DATA ENTRIES -
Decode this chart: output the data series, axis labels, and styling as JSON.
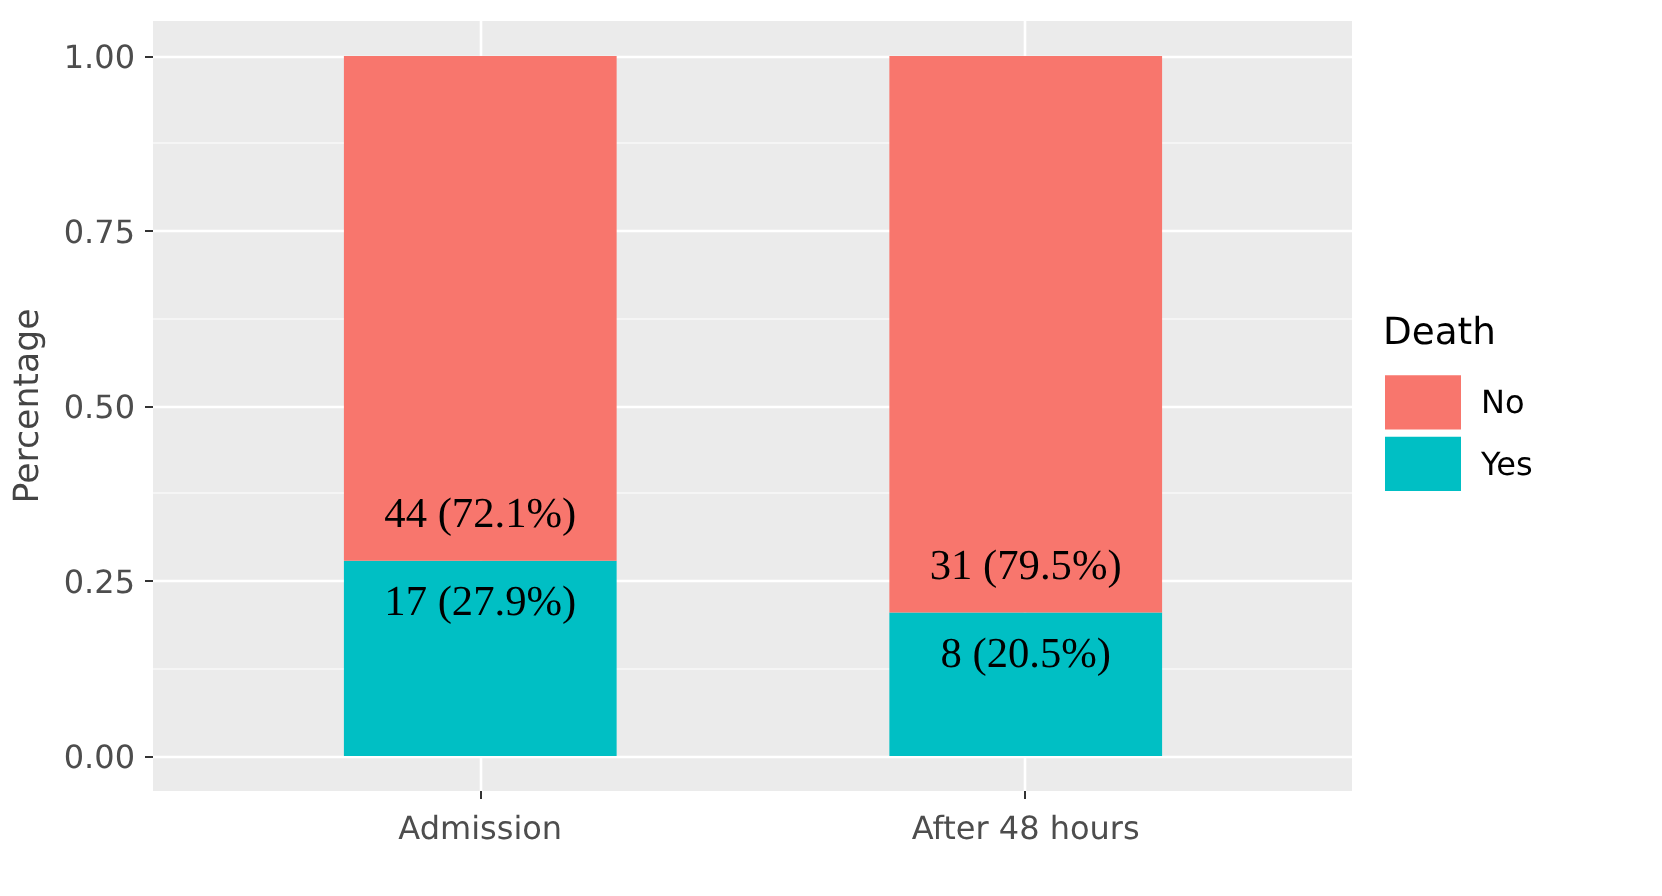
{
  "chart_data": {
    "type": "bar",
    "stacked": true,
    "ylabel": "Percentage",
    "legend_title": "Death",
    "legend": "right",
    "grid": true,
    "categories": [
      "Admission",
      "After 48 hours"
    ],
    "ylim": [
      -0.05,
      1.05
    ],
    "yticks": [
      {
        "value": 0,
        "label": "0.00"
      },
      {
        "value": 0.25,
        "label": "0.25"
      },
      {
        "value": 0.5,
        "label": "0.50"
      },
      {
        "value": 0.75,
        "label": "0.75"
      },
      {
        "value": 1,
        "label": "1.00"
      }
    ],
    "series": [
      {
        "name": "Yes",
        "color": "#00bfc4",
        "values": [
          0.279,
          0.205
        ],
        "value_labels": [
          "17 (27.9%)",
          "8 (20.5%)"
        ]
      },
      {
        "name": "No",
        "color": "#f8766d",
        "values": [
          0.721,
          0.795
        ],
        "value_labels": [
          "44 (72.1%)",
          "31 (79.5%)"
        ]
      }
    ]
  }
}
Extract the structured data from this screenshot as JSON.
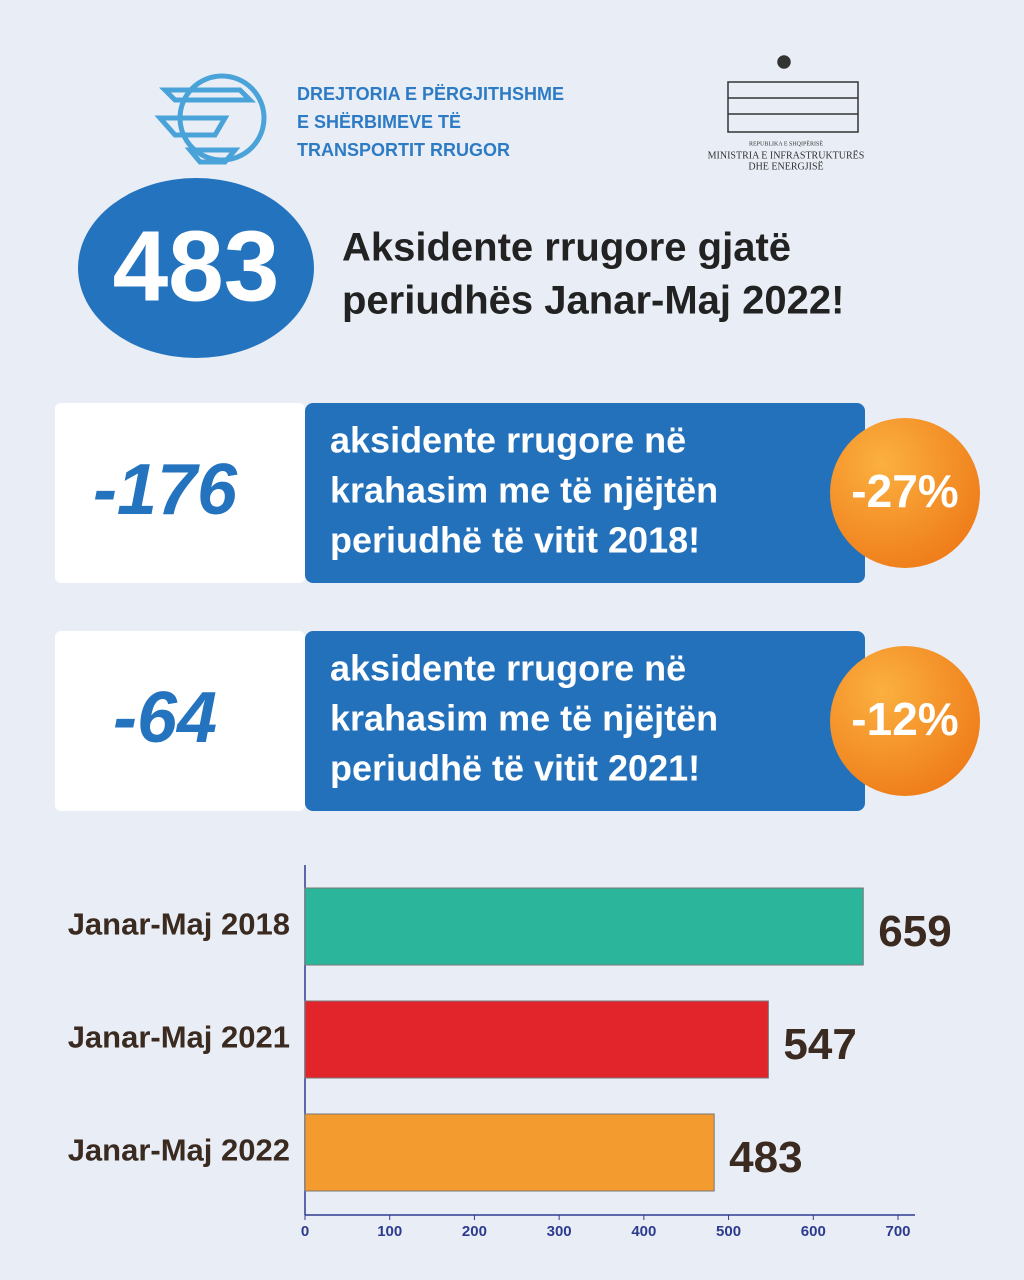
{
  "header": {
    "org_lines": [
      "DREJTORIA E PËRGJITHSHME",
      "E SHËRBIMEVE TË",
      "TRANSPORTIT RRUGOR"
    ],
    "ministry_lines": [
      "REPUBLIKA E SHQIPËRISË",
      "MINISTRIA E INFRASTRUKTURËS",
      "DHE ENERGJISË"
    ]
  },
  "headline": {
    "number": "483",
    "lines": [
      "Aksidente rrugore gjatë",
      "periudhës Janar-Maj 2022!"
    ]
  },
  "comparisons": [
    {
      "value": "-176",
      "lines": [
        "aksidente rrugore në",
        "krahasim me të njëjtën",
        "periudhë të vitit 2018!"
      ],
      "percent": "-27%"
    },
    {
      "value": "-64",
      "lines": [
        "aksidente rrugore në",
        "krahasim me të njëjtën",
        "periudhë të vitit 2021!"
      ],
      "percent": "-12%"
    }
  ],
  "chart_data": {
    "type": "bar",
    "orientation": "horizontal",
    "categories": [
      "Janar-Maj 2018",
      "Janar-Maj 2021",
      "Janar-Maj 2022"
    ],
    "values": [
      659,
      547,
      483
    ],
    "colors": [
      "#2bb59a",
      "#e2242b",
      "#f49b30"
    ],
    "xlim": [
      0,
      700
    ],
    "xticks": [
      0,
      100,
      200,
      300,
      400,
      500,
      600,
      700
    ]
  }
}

==

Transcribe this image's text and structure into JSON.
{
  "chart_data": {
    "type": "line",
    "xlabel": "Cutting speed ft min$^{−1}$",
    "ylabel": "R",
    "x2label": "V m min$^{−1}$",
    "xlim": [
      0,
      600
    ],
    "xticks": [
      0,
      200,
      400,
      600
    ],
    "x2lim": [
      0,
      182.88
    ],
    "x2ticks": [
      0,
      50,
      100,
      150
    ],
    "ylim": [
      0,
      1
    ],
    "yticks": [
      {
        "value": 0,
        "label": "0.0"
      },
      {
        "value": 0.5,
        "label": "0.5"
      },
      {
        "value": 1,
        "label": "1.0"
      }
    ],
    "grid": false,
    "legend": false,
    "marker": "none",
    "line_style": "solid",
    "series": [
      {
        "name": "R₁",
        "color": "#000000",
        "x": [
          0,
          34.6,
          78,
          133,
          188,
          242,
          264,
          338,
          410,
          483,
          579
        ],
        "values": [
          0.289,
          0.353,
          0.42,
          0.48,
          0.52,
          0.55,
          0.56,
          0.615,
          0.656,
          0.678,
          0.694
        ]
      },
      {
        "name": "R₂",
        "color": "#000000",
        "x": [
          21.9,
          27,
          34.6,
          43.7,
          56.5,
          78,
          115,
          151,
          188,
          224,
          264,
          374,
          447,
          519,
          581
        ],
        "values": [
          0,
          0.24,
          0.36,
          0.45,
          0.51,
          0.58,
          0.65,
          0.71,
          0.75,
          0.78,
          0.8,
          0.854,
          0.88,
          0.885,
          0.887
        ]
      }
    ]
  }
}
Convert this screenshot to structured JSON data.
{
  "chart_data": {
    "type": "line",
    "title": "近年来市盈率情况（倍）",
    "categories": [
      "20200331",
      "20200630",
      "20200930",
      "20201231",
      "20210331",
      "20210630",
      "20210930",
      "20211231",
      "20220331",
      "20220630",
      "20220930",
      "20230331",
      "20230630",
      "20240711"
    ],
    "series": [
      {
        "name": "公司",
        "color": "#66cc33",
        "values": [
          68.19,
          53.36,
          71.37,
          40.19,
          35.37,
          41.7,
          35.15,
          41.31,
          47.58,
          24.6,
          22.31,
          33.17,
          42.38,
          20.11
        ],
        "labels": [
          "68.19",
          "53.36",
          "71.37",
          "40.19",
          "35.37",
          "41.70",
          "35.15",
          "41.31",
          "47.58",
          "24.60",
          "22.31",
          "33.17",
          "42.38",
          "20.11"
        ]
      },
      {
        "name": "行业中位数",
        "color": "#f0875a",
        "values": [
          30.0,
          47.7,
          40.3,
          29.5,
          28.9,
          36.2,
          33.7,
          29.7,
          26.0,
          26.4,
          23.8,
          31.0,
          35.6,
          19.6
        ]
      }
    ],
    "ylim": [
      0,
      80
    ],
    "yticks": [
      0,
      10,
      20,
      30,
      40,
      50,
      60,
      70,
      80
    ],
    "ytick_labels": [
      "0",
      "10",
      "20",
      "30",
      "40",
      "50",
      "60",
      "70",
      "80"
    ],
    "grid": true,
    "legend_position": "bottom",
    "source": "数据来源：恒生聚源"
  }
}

PROBLEM STATEMENT -
Only lines with the word "name" should be collected from the material.

RESPONSE TO THE EXERCISE -
        "name": "Yes",
        "name": "No",
        "name": "R₁",
        "name": "R₂",
        "name": "公司",
        "name": "行业中位数",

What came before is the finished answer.